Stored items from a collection
____________
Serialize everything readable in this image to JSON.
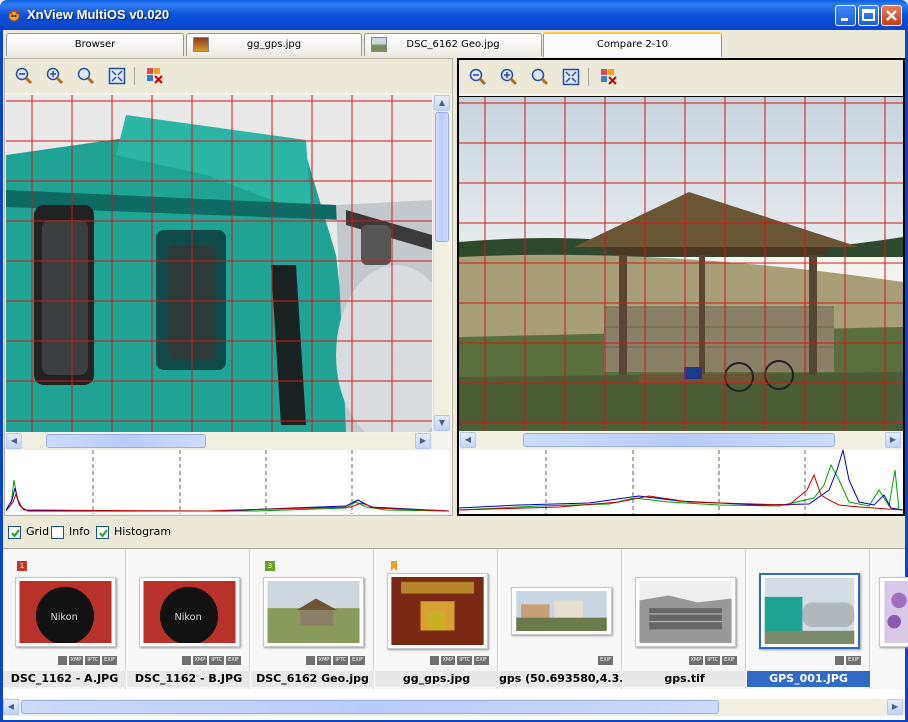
{
  "window": {
    "title": "XnView MultiOS v0.020"
  },
  "tabs": [
    {
      "label": "Browser",
      "has_thumb": false
    },
    {
      "label": "gg_gps.jpg",
      "has_thumb": true
    },
    {
      "label": "DSC_6162 Geo.jpg",
      "has_thumb": true
    },
    {
      "label": "Compare 2-10",
      "active": true
    }
  ],
  "toolbar": {
    "buttons": [
      "zoom-out-icon",
      "zoom-in-icon",
      "zoom-actual-icon",
      "fit-window-icon",
      "close-compare-icon"
    ]
  },
  "options": {
    "grid": {
      "label": "Grid",
      "checked": true
    },
    "info": {
      "label": "Info",
      "checked": false
    },
    "histogram": {
      "label": "Histogram",
      "checked": true
    }
  },
  "filmstrip": {
    "items": [
      {
        "name": "DSC_1162 - A.JPG",
        "flag": "1",
        "flag_color": "#c0392b",
        "badges": [
          "sq",
          "XMP",
          "IPTC",
          "EXIF"
        ],
        "selected": false
      },
      {
        "name": "DSC_1162 - B.JPG",
        "flag": "",
        "badges": [
          "sq",
          "XMP",
          "IPTC",
          "EXIF"
        ],
        "selected": false
      },
      {
        "name": "DSC_6162 Geo.jpg",
        "flag": "3",
        "flag_color": "#6aa121",
        "badges": [
          "sq",
          "XMP",
          "IPTC",
          "EXIF"
        ],
        "selected": false
      },
      {
        "name": "gg_gps.jpg",
        "flag": "bookmark",
        "flag_color": "#f0a020",
        "badges": [
          "sq",
          "XMP",
          "IPTC",
          "EXIF"
        ],
        "selected": false
      },
      {
        "name": "gps (50.693580,4.3...",
        "flag": "",
        "badges": [
          "EXIF"
        ],
        "selected": false
      },
      {
        "name": "gps.tif",
        "flag": "",
        "badges": [
          "XMP",
          "IPTC",
          "EXIF"
        ],
        "selected": false
      },
      {
        "name": "GPS_001.JPG",
        "flag": "",
        "badges": [
          "sq",
          "EXIF"
        ],
        "selected": true
      }
    ]
  },
  "colors": {
    "grid": "#d01818",
    "title_bar": "#0a4fd5",
    "selection": "#316ac5"
  }
}
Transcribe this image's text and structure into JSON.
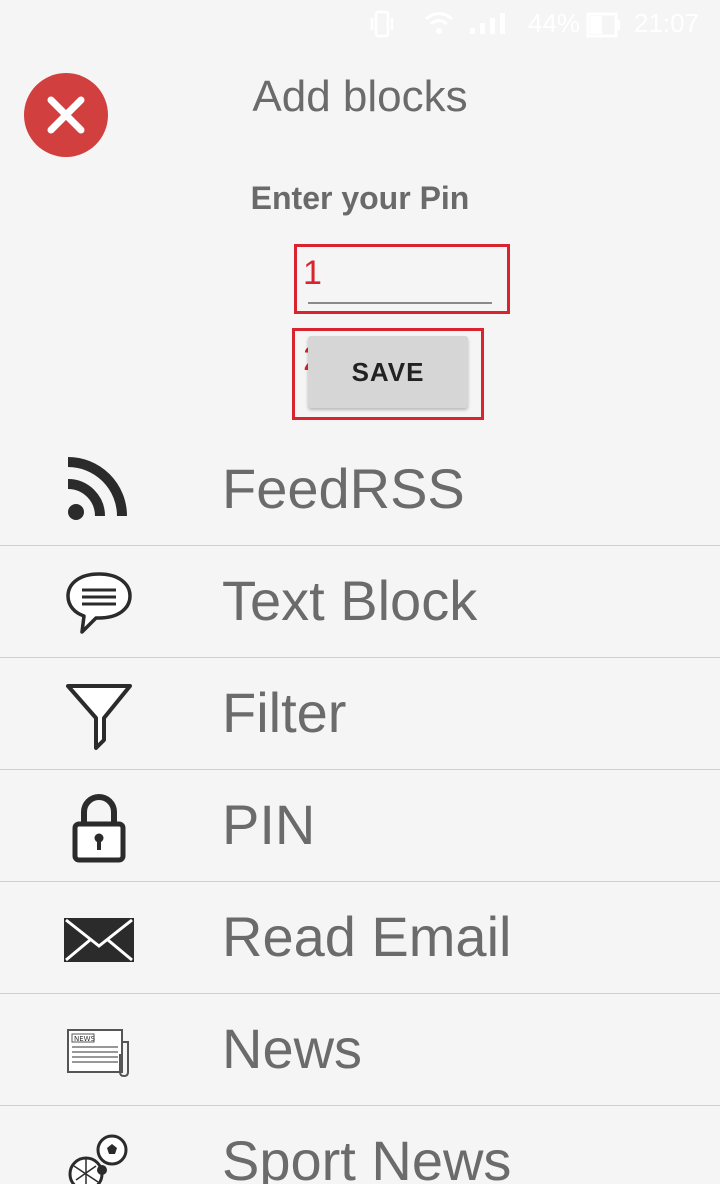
{
  "status_bar": {
    "battery_percent": "44%",
    "time": "21:07",
    "icons": [
      "vibrate-icon",
      "wifi-icon",
      "signal-icon",
      "battery-icon"
    ]
  },
  "header": {
    "title": "Add blocks",
    "close_icon": "close-icon"
  },
  "pin_form": {
    "label": "Enter your Pin",
    "input_value": "",
    "save_label": "SAVE",
    "annotations": [
      "1",
      "2"
    ]
  },
  "blocks": [
    {
      "label": "FeedRSS",
      "icon": "rss-icon"
    },
    {
      "label": "Text Block",
      "icon": "chat-bubble-icon"
    },
    {
      "label": "Filter",
      "icon": "filter-icon"
    },
    {
      "label": "PIN",
      "icon": "lock-icon"
    },
    {
      "label": "Read Email",
      "icon": "envelope-icon"
    },
    {
      "label": "News",
      "icon": "newspaper-icon"
    },
    {
      "label": "Sport News",
      "icon": "sports-icon"
    }
  ],
  "colors": {
    "close_button": "#d23f3f",
    "annotation": "#d9232e",
    "text": "#6b6b6b",
    "background": "#f5f5f5"
  }
}
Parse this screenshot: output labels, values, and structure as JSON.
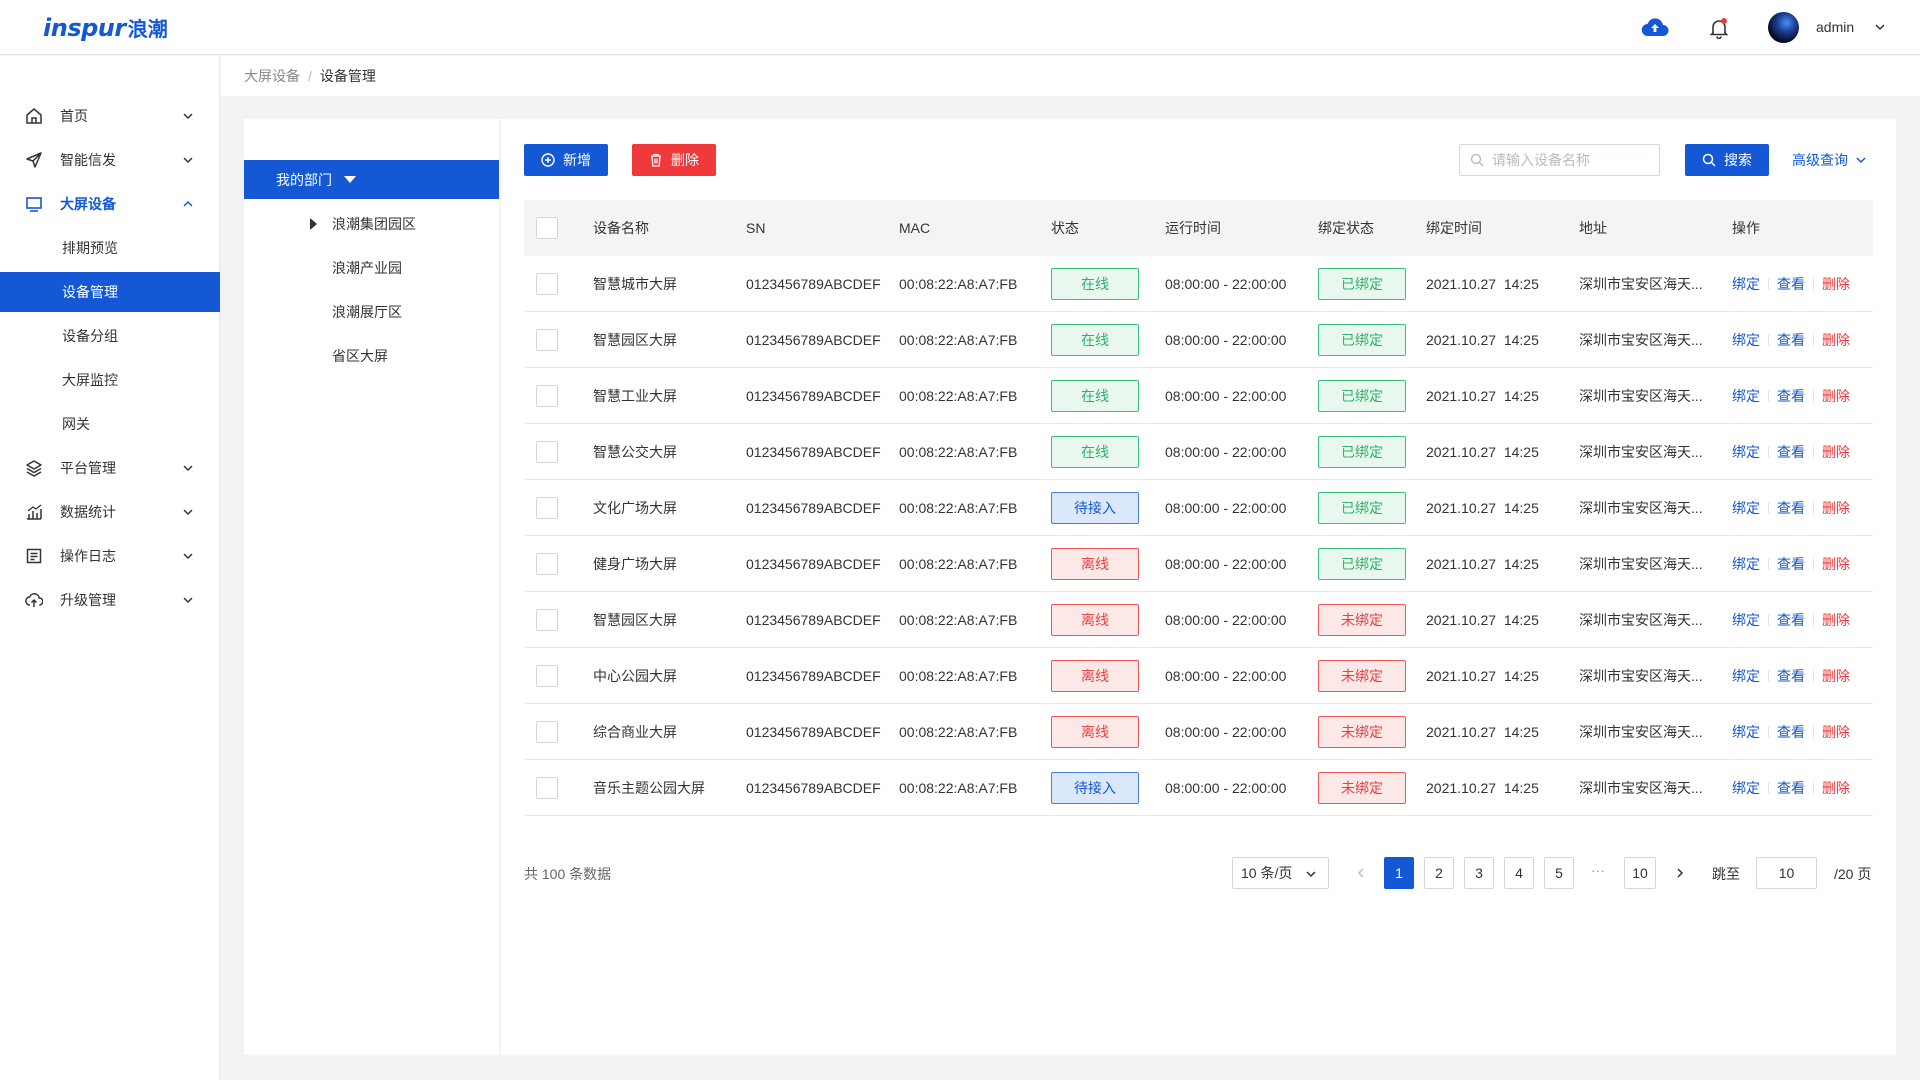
{
  "header": {
    "logo_latin": "inspur",
    "logo_cjk": "浪潮",
    "username": "admin"
  },
  "sidebar": {
    "items": [
      {
        "label": "首页",
        "icon": "home-icon"
      },
      {
        "label": "智能信发",
        "icon": "send-icon"
      },
      {
        "label": "大屏设备",
        "icon": "monitor-icon",
        "expanded": true,
        "children": [
          {
            "label": "排期预览"
          },
          {
            "label": "设备管理",
            "active": true
          },
          {
            "label": "设备分组"
          },
          {
            "label": "大屏监控"
          },
          {
            "label": "网关"
          }
        ]
      },
      {
        "label": "平台管理",
        "icon": "layers-icon"
      },
      {
        "label": "数据统计",
        "icon": "chart-icon"
      },
      {
        "label": "操作日志",
        "icon": "log-icon"
      },
      {
        "label": "升级管理",
        "icon": "cloud-upgrade-icon"
      }
    ]
  },
  "breadcrumb": {
    "parent": "大屏设备",
    "separator": "/",
    "current": "设备管理"
  },
  "tree": {
    "root": "我的部门",
    "nodes": [
      "浪潮集团园区",
      "浪潮产业园",
      "浪潮展厅区",
      "省区大屏"
    ]
  },
  "toolbar": {
    "add_label": "新增",
    "delete_label": "删除",
    "search_placeholder": "请输入设备名称",
    "search_label": "搜索",
    "advanced_label": "高级查询"
  },
  "table": {
    "headers": [
      "设备名称",
      "SN",
      "MAC",
      "状态",
      "运行时间",
      "绑定状态",
      "绑定时间",
      "地址",
      "操作"
    ],
    "rows": [
      {
        "name": "智慧城市大屏",
        "sn": "0123456789ABCDEF",
        "mac": "00:08:22:A8:A7:FB",
        "status": "在线",
        "status_color": "green",
        "runtime": "08:00:00 - 22:00:00",
        "bind": "已绑定",
        "bind_color": "green",
        "bind_time": "2021.10.27  14:25",
        "address": "深圳市宝安区海天..."
      },
      {
        "name": "智慧园区大屏",
        "sn": "0123456789ABCDEF",
        "mac": "00:08:22:A8:A7:FB",
        "status": "在线",
        "status_color": "green",
        "runtime": "08:00:00 - 22:00:00",
        "bind": "已绑定",
        "bind_color": "green",
        "bind_time": "2021.10.27  14:25",
        "address": "深圳市宝安区海天..."
      },
      {
        "name": "智慧工业大屏",
        "sn": "0123456789ABCDEF",
        "mac": "00:08:22:A8:A7:FB",
        "status": "在线",
        "status_color": "green",
        "runtime": "08:00:00 - 22:00:00",
        "bind": "已绑定",
        "bind_color": "green",
        "bind_time": "2021.10.27  14:25",
        "address": "深圳市宝安区海天..."
      },
      {
        "name": "智慧公交大屏",
        "sn": "0123456789ABCDEF",
        "mac": "00:08:22:A8:A7:FB",
        "status": "在线",
        "status_color": "green",
        "runtime": "08:00:00 - 22:00:00",
        "bind": "已绑定",
        "bind_color": "green",
        "bind_time": "2021.10.27  14:25",
        "address": "深圳市宝安区海天..."
      },
      {
        "name": "文化广场大屏",
        "sn": "0123456789ABCDEF",
        "mac": "00:08:22:A8:A7:FB",
        "status": "待接入",
        "status_color": "blue",
        "runtime": "08:00:00 - 22:00:00",
        "bind": "已绑定",
        "bind_color": "green",
        "bind_time": "2021.10.27  14:25",
        "address": "深圳市宝安区海天..."
      },
      {
        "name": "健身广场大屏",
        "sn": "0123456789ABCDEF",
        "mac": "00:08:22:A8:A7:FB",
        "status": "离线",
        "status_color": "red",
        "runtime": "08:00:00 - 22:00:00",
        "bind": "已绑定",
        "bind_color": "green",
        "bind_time": "2021.10.27  14:25",
        "address": "深圳市宝安区海天..."
      },
      {
        "name": "智慧园区大屏",
        "sn": "0123456789ABCDEF",
        "mac": "00:08:22:A8:A7:FB",
        "status": "离线",
        "status_color": "red",
        "runtime": "08:00:00 - 22:00:00",
        "bind": "未绑定",
        "bind_color": "red",
        "bind_time": "2021.10.27  14:25",
        "address": "深圳市宝安区海天..."
      },
      {
        "name": "中心公园大屏",
        "sn": "0123456789ABCDEF",
        "mac": "00:08:22:A8:A7:FB",
        "status": "离线",
        "status_color": "red",
        "runtime": "08:00:00 - 22:00:00",
        "bind": "未绑定",
        "bind_color": "red",
        "bind_time": "2021.10.27  14:25",
        "address": "深圳市宝安区海天..."
      },
      {
        "name": "综合商业大屏",
        "sn": "0123456789ABCDEF",
        "mac": "00:08:22:A8:A7:FB",
        "status": "离线",
        "status_color": "red",
        "runtime": "08:00:00 - 22:00:00",
        "bind": "未绑定",
        "bind_color": "red",
        "bind_time": "2021.10.27  14:25",
        "address": "深圳市宝安区海天..."
      },
      {
        "name": "音乐主题公园大屏",
        "sn": "0123456789ABCDEF",
        "mac": "00:08:22:A8:A7:FB",
        "status": "待接入",
        "status_color": "blue",
        "runtime": "08:00:00 - 22:00:00",
        "bind": "未绑定",
        "bind_color": "red",
        "bind_time": "2021.10.27  14:25",
        "address": "深圳市宝安区海天..."
      }
    ],
    "actions": {
      "bind": "绑定",
      "view": "查看",
      "delete": "删除"
    }
  },
  "pagination": {
    "total_text": "共 100 条数据",
    "page_size": "10 条/页",
    "pages": [
      "1",
      "2",
      "3",
      "4",
      "5"
    ],
    "ellipsis": "···",
    "last_page": "10",
    "current_page": "1",
    "jump_label": "跳至",
    "jump_value": "10",
    "total_pages": "/20 页"
  },
  "colors": {
    "primary": "#1458d6",
    "danger": "#f0393b",
    "success": "#2fb06b"
  }
}
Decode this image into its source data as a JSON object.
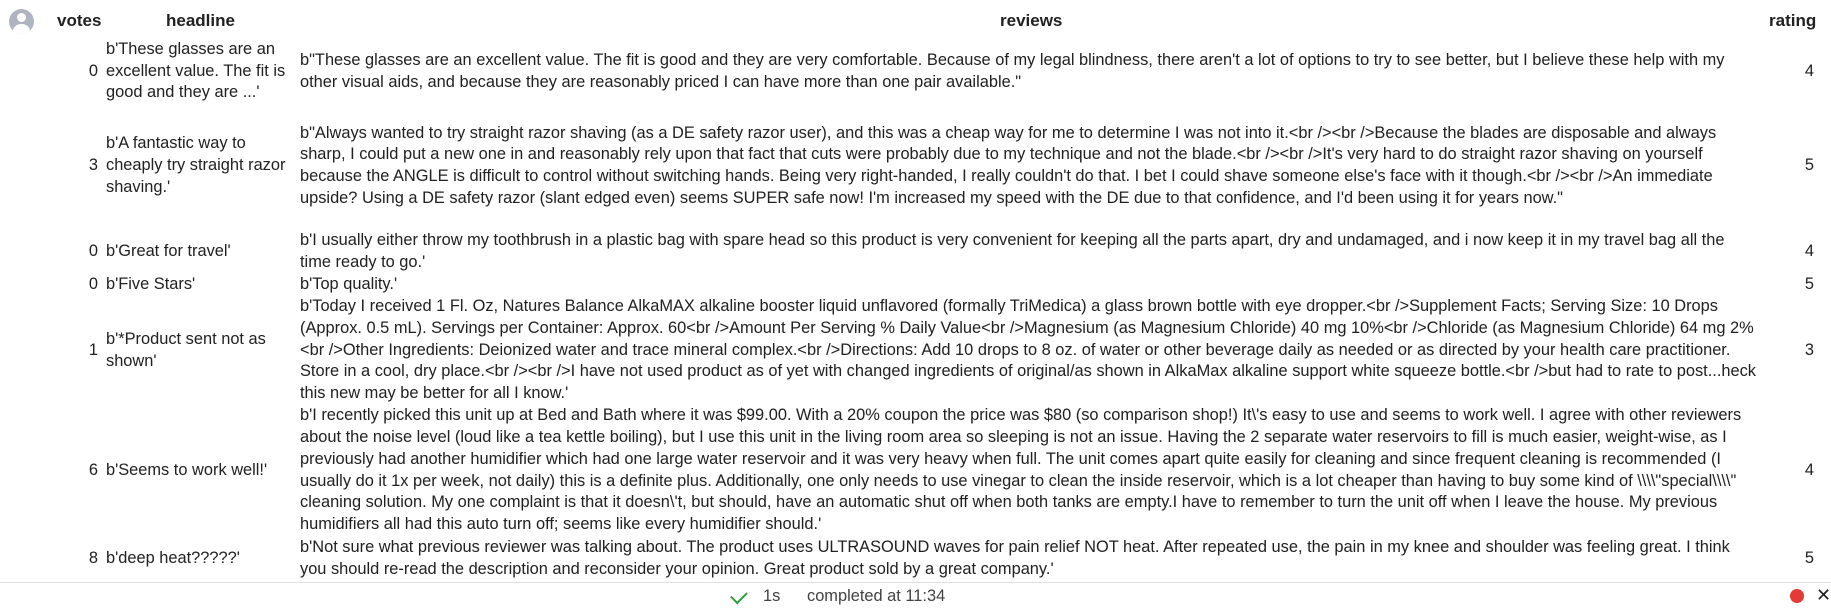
____________
### Work to complete
Gather and copy every line of the data in which the string "this" is found.

### The answer
Serialize everything readable in this image to JSON.
Transcribe this image's text and structure into JSON.
Parse this screenshot: output labels, values, and structure as JSON.
Decode this image into its source data as a JSON object.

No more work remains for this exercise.